*Text segment:*
▬▬▬
Consuming a vegan diet is the farthest thing from uninteresting! There is an endless, colorful variety of fruits, vegetables, grains, seeds, and other foods to choose from. The recipes that can be created from vegan foods are plentiful, and vegans are more likely to consume a wider variety of these items. If you’re in a food rut and find yourself eating the same meals day in and day out, then vegan blogs, websites, and cookbooks are surefire and extremely accessible ways to find culinary inspiration.
Myth #3: Vegans are all left-wing, radical, incense-burning hippies.
Being a vegan is only one aspect of a person’s lifestyle and personality. Although it is a significant aspect, the false assumption that one can predict the political leanings and social preferences of an individual based on their dietary choices is not only faulty judgment and stereotyping, but also fails to represent the extremely diverse vegan community.
Myth #4: The vegan lifestyle is expensive.
Surprisingly, it is widely assumed that consuming a vegan diet breaks the bank and is therefore a more difficult, high maintenance lifestyle. Studies show, however, that replacing meat, fish, dairy, and eggs with plant-based foods can cut food bills by thousands of dollars a year! Buying staples like rice, quinoa, seeds, and nuts in larger quantities, buying produce at the farmers’ market, or participating in a CSA share are additional ways to save money and support local farms at the same time.
▬▬▬
*Labeled box records:*

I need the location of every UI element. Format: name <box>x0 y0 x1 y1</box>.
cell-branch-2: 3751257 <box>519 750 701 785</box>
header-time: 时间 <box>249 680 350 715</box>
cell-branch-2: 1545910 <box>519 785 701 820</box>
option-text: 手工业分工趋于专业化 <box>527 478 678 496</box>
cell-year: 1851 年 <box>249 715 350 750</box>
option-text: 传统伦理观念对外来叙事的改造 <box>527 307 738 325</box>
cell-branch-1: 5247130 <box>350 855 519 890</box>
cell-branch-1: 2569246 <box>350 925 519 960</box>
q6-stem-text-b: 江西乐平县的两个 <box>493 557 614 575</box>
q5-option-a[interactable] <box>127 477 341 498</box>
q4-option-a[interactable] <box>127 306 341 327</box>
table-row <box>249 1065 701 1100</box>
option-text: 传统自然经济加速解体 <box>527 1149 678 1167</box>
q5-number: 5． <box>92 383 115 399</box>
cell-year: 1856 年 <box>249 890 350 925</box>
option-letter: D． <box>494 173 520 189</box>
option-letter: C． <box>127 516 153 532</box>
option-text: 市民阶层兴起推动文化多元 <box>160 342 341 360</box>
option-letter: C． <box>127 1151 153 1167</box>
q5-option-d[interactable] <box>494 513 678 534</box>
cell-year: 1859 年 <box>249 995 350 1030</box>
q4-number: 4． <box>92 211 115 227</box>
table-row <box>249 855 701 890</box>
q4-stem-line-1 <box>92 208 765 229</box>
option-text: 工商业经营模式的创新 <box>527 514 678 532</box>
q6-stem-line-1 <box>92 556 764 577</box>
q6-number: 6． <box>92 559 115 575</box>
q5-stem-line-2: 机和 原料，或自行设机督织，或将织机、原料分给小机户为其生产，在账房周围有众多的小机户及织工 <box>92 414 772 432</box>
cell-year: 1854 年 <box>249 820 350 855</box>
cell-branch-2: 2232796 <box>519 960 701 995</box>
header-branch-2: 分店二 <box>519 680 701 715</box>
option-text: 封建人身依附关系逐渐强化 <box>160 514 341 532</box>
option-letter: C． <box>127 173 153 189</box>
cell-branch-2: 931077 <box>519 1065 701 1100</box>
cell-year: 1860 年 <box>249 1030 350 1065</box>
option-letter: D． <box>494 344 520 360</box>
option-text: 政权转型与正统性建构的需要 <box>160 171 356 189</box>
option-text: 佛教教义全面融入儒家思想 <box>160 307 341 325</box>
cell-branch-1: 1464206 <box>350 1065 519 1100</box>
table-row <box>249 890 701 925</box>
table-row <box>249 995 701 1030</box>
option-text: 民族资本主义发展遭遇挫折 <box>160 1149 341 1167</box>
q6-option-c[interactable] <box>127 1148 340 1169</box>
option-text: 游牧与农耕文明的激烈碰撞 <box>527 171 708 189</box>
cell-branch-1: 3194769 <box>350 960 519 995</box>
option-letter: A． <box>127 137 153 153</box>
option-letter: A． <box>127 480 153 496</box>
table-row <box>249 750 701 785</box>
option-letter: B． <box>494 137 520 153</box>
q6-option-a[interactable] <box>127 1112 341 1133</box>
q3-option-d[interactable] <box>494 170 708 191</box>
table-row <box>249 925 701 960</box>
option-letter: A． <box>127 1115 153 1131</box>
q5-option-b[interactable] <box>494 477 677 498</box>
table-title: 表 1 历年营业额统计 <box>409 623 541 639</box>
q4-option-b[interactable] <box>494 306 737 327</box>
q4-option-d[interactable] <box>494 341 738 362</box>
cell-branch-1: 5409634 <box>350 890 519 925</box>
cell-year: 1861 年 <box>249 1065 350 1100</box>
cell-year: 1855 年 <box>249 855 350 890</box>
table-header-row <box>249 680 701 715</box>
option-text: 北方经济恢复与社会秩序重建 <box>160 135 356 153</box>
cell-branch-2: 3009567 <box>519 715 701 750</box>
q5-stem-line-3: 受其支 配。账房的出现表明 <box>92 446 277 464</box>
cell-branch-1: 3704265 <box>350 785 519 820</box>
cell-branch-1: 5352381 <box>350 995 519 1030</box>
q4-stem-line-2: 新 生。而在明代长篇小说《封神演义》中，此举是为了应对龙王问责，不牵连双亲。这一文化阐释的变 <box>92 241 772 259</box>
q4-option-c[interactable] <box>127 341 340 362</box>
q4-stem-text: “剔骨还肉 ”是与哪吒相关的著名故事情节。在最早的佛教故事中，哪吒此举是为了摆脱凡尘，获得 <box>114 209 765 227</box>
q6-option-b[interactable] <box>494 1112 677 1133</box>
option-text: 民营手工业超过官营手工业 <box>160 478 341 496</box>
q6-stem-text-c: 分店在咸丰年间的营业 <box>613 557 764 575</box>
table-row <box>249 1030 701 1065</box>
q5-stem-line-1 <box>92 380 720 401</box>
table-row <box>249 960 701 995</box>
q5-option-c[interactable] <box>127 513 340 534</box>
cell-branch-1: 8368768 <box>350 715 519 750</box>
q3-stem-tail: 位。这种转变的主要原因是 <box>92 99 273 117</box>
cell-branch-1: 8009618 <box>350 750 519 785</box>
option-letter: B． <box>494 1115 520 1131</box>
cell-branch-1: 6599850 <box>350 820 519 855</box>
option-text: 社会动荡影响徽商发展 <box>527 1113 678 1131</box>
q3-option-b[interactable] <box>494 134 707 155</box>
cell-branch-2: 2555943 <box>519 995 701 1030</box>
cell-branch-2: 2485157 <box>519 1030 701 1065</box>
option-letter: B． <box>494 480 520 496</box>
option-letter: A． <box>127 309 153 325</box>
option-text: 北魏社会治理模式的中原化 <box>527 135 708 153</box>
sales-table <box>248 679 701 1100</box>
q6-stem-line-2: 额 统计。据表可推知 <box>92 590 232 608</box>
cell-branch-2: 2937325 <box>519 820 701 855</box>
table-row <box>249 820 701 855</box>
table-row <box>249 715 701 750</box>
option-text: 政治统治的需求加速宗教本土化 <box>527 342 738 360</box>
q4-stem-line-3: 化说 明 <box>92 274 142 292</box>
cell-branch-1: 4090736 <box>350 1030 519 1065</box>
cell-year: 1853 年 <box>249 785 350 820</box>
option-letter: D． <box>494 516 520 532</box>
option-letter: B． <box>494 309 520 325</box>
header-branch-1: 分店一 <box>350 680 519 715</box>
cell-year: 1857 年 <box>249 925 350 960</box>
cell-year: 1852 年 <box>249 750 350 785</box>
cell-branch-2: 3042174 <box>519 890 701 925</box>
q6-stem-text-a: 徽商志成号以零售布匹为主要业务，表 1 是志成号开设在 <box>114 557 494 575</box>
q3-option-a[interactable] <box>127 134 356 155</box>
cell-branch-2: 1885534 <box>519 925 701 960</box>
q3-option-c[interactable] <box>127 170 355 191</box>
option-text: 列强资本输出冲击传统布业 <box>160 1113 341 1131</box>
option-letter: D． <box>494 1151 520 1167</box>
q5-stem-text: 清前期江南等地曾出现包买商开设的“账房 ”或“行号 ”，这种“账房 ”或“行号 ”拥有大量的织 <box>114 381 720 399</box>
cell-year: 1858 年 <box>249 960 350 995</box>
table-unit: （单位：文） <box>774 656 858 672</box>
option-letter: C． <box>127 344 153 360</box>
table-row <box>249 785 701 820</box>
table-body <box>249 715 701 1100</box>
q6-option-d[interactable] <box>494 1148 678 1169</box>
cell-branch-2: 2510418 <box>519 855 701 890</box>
▬▬▬
*Jobs:*
• A. Name every staple that the text on vegan myths recommends buying in larger quantities.
• B. Condense the paragraph of the text on vegan myths that begins "Surprisingly, it is widely assumed" into a short bulleted list that keeps its main facts.
• C. Decide whether each statement agrees with the text on vegan myths, answering yes or no and quoting the deciding words: (i) A person's political leanings can be reliably predicted from their dietary choices. (ii) Replacing meat, fish, dairy, and eggs with plant-based foods can lower food bills by thousands of dollars a year. (iii) Vegans are less likely than others to eat a wide variety of foods.

*The solutions:*
• A. Rice, quinoa, seeds, and nuts.

• B.
- Many people assume a vegan diet is expensive and high maintenance.
- Studies show that replacing meat, fish, dairy, and eggs with plant-based foods can cut food bills by thousands of dollars a year.
- More ways to save money and support local farms: buy staples like rice, quinoa, seeds, and nuts in larger quantities, shop at the farmers' market, or join a CSA share.

• C.
(i) No: "the false assumption that one can predict the political leanings and social preferences of an individual based on their dietary choices is not only faulty judgment and stereotyping"
(ii) Yes: "replacing meat, fish, dairy, and eggs with plant-based foods can cut food bills by thousands of dollars a year"
(iii) No: "vegans are more likely to consume a wider variety of these items"